→ **AIM OF THE EXERCISE**: Among the entries below, find the lines with "JSON" and copy them.
>> Start RAW RECORDS
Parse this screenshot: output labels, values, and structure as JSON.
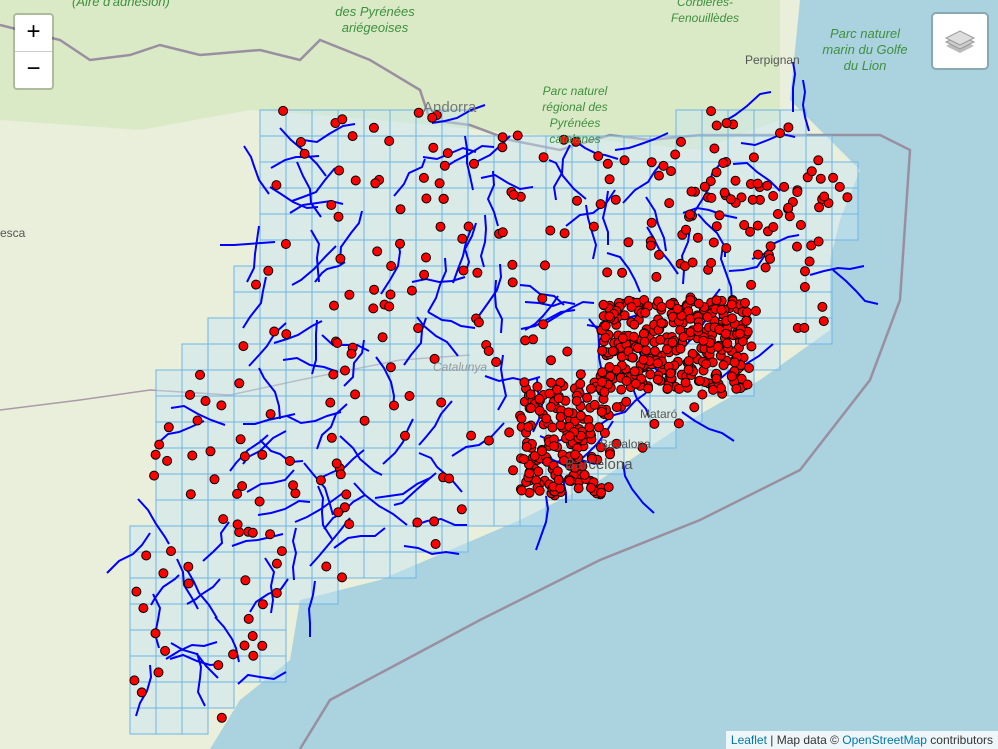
{
  "map": {
    "labels": {
      "aire": "(Aire d'adhésion)",
      "pyrenees_ariegeoises": "des Pyrénées ariégeoises",
      "corbieres": "Corbières-Fenouillèdes",
      "parc_marin": "Parc naturel marin du Golfe du Lion",
      "parc_pyrenees_catalanes": "Parc naturel régional des Pyrénées catalanes",
      "andorra": "Andorra",
      "perpignan": "Perpignan",
      "huesca": "esca",
      "catalunya": "Catalunya",
      "mataro": "Mataró",
      "badalona": "Badalona",
      "barcelona": "Barcelona"
    },
    "colors": {
      "land": "#eef0e4",
      "sea": "#aad3df",
      "grid": "#6fb4e3",
      "river": "#0000ff",
      "marker": "#ff0000",
      "marker_stroke": "#000000"
    }
  },
  "controls": {
    "zoom_in": "+",
    "zoom_out": "−",
    "layers_icon": "layers-icon"
  },
  "attribution": {
    "leaflet": "Leaflet",
    "separator": " | Map data © ",
    "osm": "OpenStreetMap",
    "contributors": " contributors"
  }
}
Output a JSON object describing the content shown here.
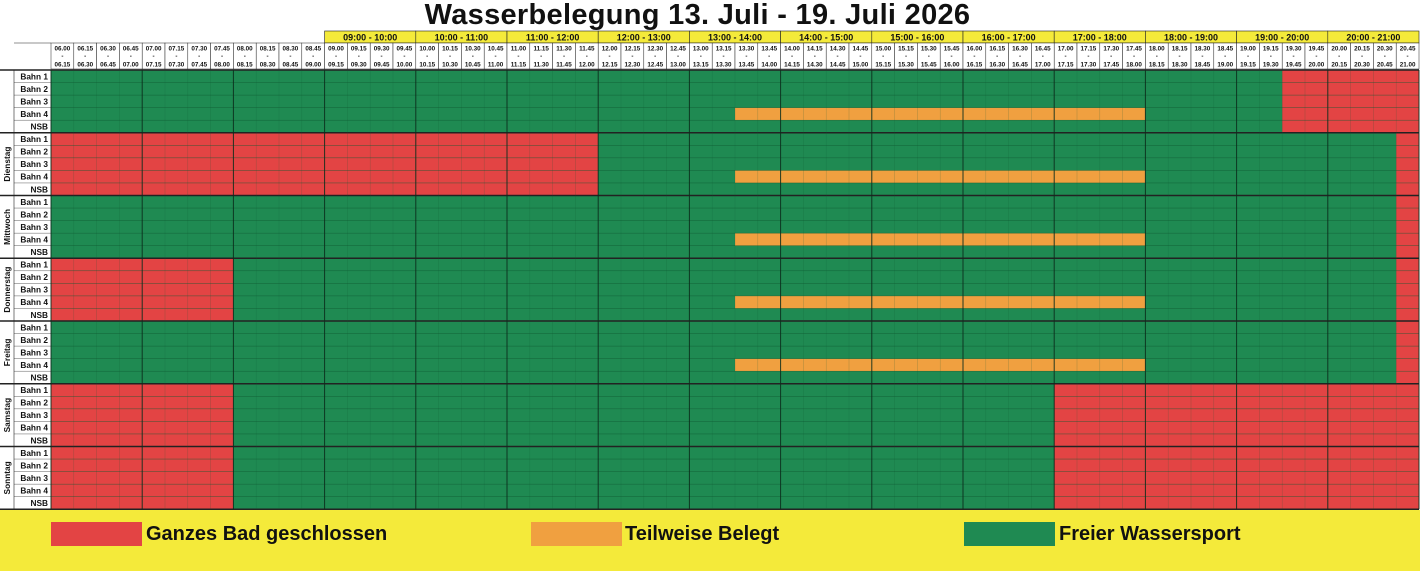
{
  "title": "Wasserbelegung 13. Juli - 19. Juli 2026",
  "colors": {
    "closed": "#e34444",
    "partial": "#f0a040",
    "free": "#1f8a52",
    "header_yellow": "#f4ea3a",
    "grid_line": "#0f5a32"
  },
  "hour_headers": [
    "09:00 - 10:00",
    "10:00 - 11:00",
    "11:00 - 12:00",
    "12:00 - 13:00",
    "13:00 - 14:00",
    "14:00 - 15:00",
    "15:00 - 16:00",
    "16:00 - 17:00",
    "17:00 - 18:00",
    "18:00 - 19:00",
    "19:00 - 20:00",
    "20:00 - 21:00"
  ],
  "slots": [
    {
      "start": "06.00",
      "end": "06.15"
    },
    {
      "start": "06.15",
      "end": "06.30"
    },
    {
      "start": "06.30",
      "end": "06.45"
    },
    {
      "start": "06.45",
      "end": "07.00"
    },
    {
      "start": "07.00",
      "end": "07.15"
    },
    {
      "start": "07.15",
      "end": "07.30"
    },
    {
      "start": "07.30",
      "end": "07.45"
    },
    {
      "start": "07.45",
      "end": "08.00"
    },
    {
      "start": "08.00",
      "end": "08.15"
    },
    {
      "start": "08.15",
      "end": "08.30"
    },
    {
      "start": "08.30",
      "end": "08.45"
    },
    {
      "start": "08.45",
      "end": "09.00"
    },
    {
      "start": "09.00",
      "end": "09.15"
    },
    {
      "start": "09.15",
      "end": "09.30"
    },
    {
      "start": "09.30",
      "end": "09.45"
    },
    {
      "start": "09.45",
      "end": "10.00"
    },
    {
      "start": "10.00",
      "end": "10.15"
    },
    {
      "start": "10.15",
      "end": "10.30"
    },
    {
      "start": "10.30",
      "end": "10.45"
    },
    {
      "start": "10.45",
      "end": "11.00"
    },
    {
      "start": "11.00",
      "end": "11.15"
    },
    {
      "start": "11.15",
      "end": "11.30"
    },
    {
      "start": "11.30",
      "end": "11.45"
    },
    {
      "start": "11.45",
      "end": "12.00"
    },
    {
      "start": "12.00",
      "end": "12.15"
    },
    {
      "start": "12.15",
      "end": "12.30"
    },
    {
      "start": "12.30",
      "end": "12.45"
    },
    {
      "start": "12.45",
      "end": "13.00"
    },
    {
      "start": "13.00",
      "end": "13.15"
    },
    {
      "start": "13.15",
      "end": "13.30"
    },
    {
      "start": "13.30",
      "end": "13.45"
    },
    {
      "start": "13.45",
      "end": "14.00"
    },
    {
      "start": "14.00",
      "end": "14.15"
    },
    {
      "start": "14.15",
      "end": "14.30"
    },
    {
      "start": "14.30",
      "end": "14.45"
    },
    {
      "start": "14.45",
      "end": "15.00"
    },
    {
      "start": "15.00",
      "end": "15.15"
    },
    {
      "start": "15.15",
      "end": "15.30"
    },
    {
      "start": "15.30",
      "end": "15.45"
    },
    {
      "start": "15.45",
      "end": "16.00"
    },
    {
      "start": "16.00",
      "end": "16.15"
    },
    {
      "start": "16.15",
      "end": "16.30"
    },
    {
      "start": "16.30",
      "end": "16.45"
    },
    {
      "start": "16.45",
      "end": "17.00"
    },
    {
      "start": "17.00",
      "end": "17.15"
    },
    {
      "start": "17.15",
      "end": "17.30"
    },
    {
      "start": "17.30",
      "end": "17.45"
    },
    {
      "start": "17.45",
      "end": "18.00"
    },
    {
      "start": "18.00",
      "end": "18.15"
    },
    {
      "start": "18.15",
      "end": "18.30"
    },
    {
      "start": "18.30",
      "end": "18.45"
    },
    {
      "start": "18.45",
      "end": "19.00"
    },
    {
      "start": "19.00",
      "end": "19.15"
    },
    {
      "start": "19.15",
      "end": "19.30"
    },
    {
      "start": "19.30",
      "end": "19.45"
    },
    {
      "start": "19.45",
      "end": "20.00"
    },
    {
      "start": "20.00",
      "end": "20.15"
    },
    {
      "start": "20.15",
      "end": "20.30"
    },
    {
      "start": "20.30",
      "end": "20.45"
    },
    {
      "start": "20.45",
      "end": "21.00"
    }
  ],
  "lanes": [
    "Bahn 1",
    "Bahn 2",
    "Bahn 3",
    "Bahn 4",
    "NSB"
  ],
  "days": [
    {
      "label": "",
      "blocks": [
        {
          "status": "closed",
          "lanes": [
            0,
            4
          ],
          "from": "19.30",
          "to": "21.00"
        },
        {
          "status": "partial",
          "lanes": [
            3,
            3
          ],
          "from": "13.30",
          "to": "18.00"
        }
      ]
    },
    {
      "label": "Dienstag",
      "blocks": [
        {
          "status": "closed",
          "lanes": [
            0,
            4
          ],
          "from": "06.00",
          "to": "12.00"
        },
        {
          "status": "partial",
          "lanes": [
            3,
            3
          ],
          "from": "13.30",
          "to": "18.00"
        },
        {
          "status": "closed",
          "lanes": [
            0,
            4
          ],
          "from": "20.45",
          "to": "21.00"
        }
      ]
    },
    {
      "label": "Mittwoch",
      "blocks": [
        {
          "status": "partial",
          "lanes": [
            3,
            3
          ],
          "from": "13.30",
          "to": "18.00"
        },
        {
          "status": "closed",
          "lanes": [
            0,
            4
          ],
          "from": "20.45",
          "to": "21.00"
        }
      ]
    },
    {
      "label": "Donnerstag",
      "blocks": [
        {
          "status": "closed",
          "lanes": [
            0,
            4
          ],
          "from": "06.00",
          "to": "08.00"
        },
        {
          "status": "partial",
          "lanes": [
            3,
            3
          ],
          "from": "13.30",
          "to": "18.00"
        },
        {
          "status": "closed",
          "lanes": [
            0,
            4
          ],
          "from": "20.45",
          "to": "21.00"
        }
      ]
    },
    {
      "label": "Freitag",
      "blocks": [
        {
          "status": "partial",
          "lanes": [
            3,
            3
          ],
          "from": "13.30",
          "to": "18.00"
        },
        {
          "status": "closed",
          "lanes": [
            0,
            4
          ],
          "from": "20.45",
          "to": "21.00"
        }
      ]
    },
    {
      "label": "Samstag",
      "blocks": [
        {
          "status": "closed",
          "lanes": [
            0,
            4
          ],
          "from": "06.00",
          "to": "08.00"
        },
        {
          "status": "closed",
          "lanes": [
            0,
            4
          ],
          "from": "17.00",
          "to": "21.00"
        }
      ]
    },
    {
      "label": "Sonntag",
      "blocks": [
        {
          "status": "closed",
          "lanes": [
            0,
            4
          ],
          "from": "06.00",
          "to": "08.00"
        },
        {
          "status": "closed",
          "lanes": [
            0,
            4
          ],
          "from": "17.00",
          "to": "21.00"
        }
      ]
    }
  ],
  "legend": [
    {
      "status": "closed",
      "label": "Ganzes Bad geschlossen"
    },
    {
      "status": "partial",
      "label": "Teilweise Belegt"
    },
    {
      "status": "free",
      "label": "Freier Wassersport"
    }
  ]
}
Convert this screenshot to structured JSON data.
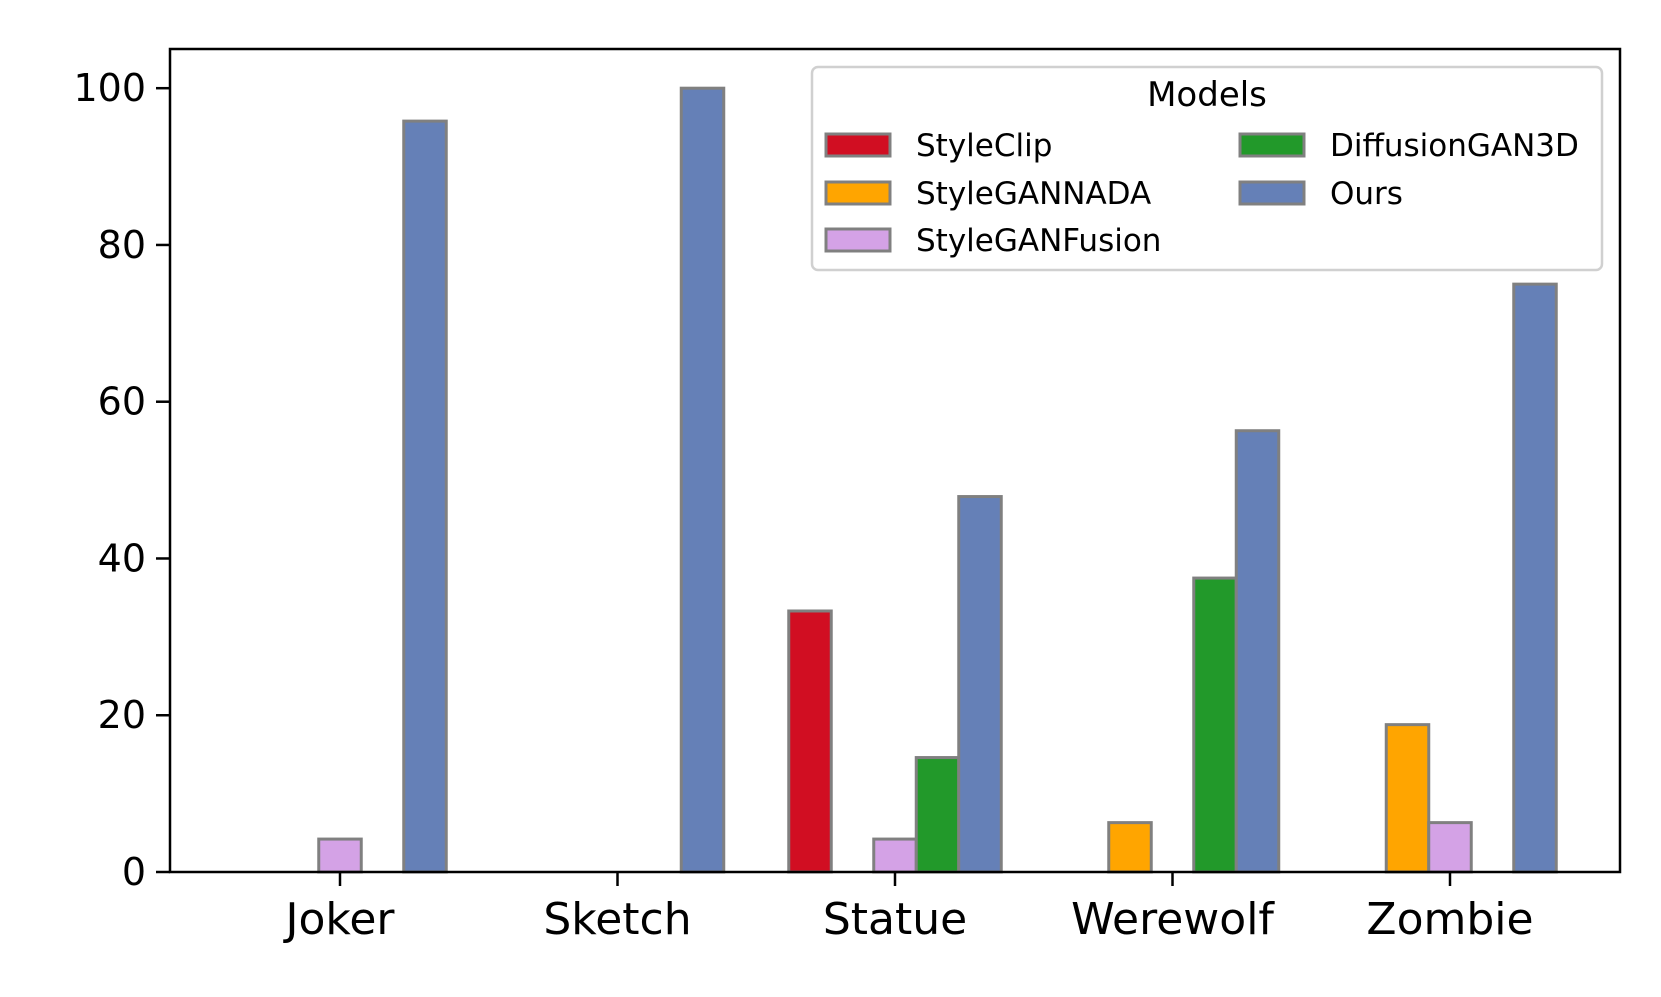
>> End RAW RECORDS
→ **WORKED ANSWER**:
Parse this screenshot: output labels, values, and structure as JSON.
Output a JSON object describing the content shown here.
Convert this screenshot to structured JSON data.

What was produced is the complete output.